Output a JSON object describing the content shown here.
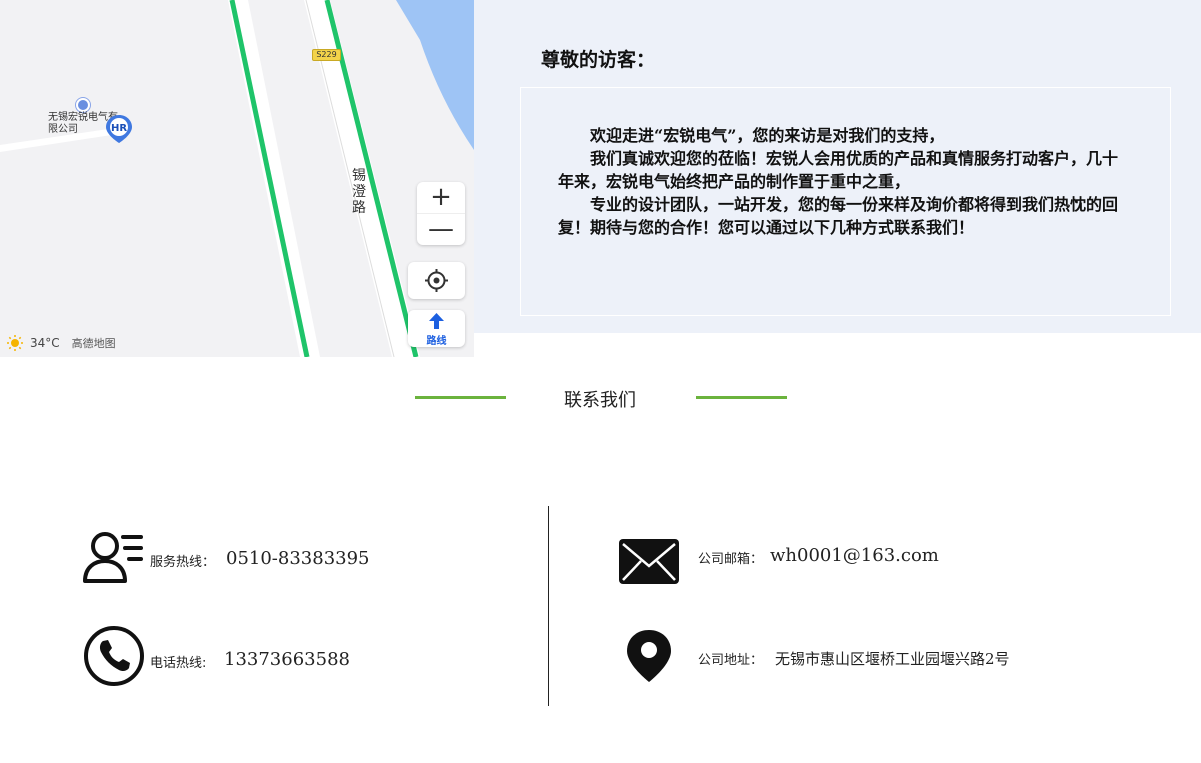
{
  "map": {
    "road_name": "锡澄路",
    "highway_badge": "S229",
    "poi_label": "无锡宏锐电气有限公司",
    "weather_temp": "34°C",
    "brand": "高德地图",
    "zoom_in_label": "+",
    "zoom_out_label": "—",
    "route_label": "路线"
  },
  "visitor": {
    "title": "尊敬的访客：",
    "paragraphs": [
      "欢迎走进“宏锐电气”，您的来访是对我们的支持，",
      "我们真诚欢迎您的莅临！宏锐人会用优质的产品和真情服务打动客户，几十年来，宏锐电气始终把产品的制作置于重中之重，",
      "专业的设计团队，一站开发，您的每一份来样及询价都将得到我们热忱的回复！期待与您的合作！您可以通过以下几种方式联系我们！"
    ]
  },
  "section": {
    "title": "联系我们",
    "accent_color": "#6bb33d"
  },
  "contacts": {
    "service": {
      "label": "服务热线：",
      "value": "0510-83383395"
    },
    "phone": {
      "label": "电话热线:",
      "value": "13373663588"
    },
    "email": {
      "label": "公司邮箱：",
      "value": "wh0001@163.com"
    },
    "address": {
      "label": "公司地址：",
      "value": "无锡市惠山区堰桥工业园堰兴路2号"
    }
  }
}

━━━━━━

- [PROMPT] Transcribe each entry precisely as given, leaving the pictures out.

- [FINAL RESULT]
Output a JSON object describing the content shown here.
{
  "map": {
    "road_name": "锡澄路",
    "highway_badge": "S229",
    "poi_label": "无锡宏锐电气有限公司",
    "weather_temp": "34°C",
    "brand": "高德地图",
    "zoom_in_label": "+",
    "zoom_out_label": "—",
    "route_label": "路线"
  },
  "visitor": {
    "title": "尊敬的访客：",
    "paragraphs": [
      "欢迎走进“宏锐电气”，您的来访是对我们的支持，",
      "我们真诚欢迎您的莅临！宏锐人会用优质的产品和真情服务打动客户，几十年来，宏锐电气始终把产品的制作置于重中之重，",
      "专业的设计团队，一站开发，您的每一份来样及询价都将得到我们热忱的回复！期待与您的合作！您可以通过以下几种方式联系我们！"
    ]
  },
  "section": {
    "title": "联系我们",
    "accent_color": "#6bb33d"
  },
  "contacts": {
    "service": {
      "label": "服务热线：",
      "value": "0510-83383395"
    },
    "phone": {
      "label": "电话热线:",
      "value": "13373663588"
    },
    "email": {
      "label": "公司邮箱：",
      "value": "wh0001@163.com"
    },
    "address": {
      "label": "公司地址：",
      "value": "无锡市惠山区堰桥工业园堰兴路2号"
    }
  }
}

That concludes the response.